● **Work instructions**
Wherever a line in the data below holds "which", copy that line.

● **Exercise materials**
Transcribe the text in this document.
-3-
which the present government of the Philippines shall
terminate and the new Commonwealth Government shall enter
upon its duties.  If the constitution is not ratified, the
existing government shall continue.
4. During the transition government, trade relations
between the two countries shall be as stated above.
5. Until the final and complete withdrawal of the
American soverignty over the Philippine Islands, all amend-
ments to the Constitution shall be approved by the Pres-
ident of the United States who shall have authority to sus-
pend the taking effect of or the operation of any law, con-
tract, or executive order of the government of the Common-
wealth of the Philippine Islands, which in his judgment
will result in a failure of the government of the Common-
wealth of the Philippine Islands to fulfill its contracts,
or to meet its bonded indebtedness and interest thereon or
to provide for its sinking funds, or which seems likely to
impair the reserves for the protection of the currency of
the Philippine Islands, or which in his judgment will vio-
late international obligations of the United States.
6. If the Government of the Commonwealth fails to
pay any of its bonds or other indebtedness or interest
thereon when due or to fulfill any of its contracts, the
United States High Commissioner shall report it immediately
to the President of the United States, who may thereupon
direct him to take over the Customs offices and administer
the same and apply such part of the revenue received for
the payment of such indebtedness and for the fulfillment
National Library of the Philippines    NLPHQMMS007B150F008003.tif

● **Exercise result**
which the present government of the Philippines shall
wealth of the Philippine Islands, which in his judgment
to provide for its sinking funds, or which seems likely to
the Philippine Islands, or which in his judgment will vio-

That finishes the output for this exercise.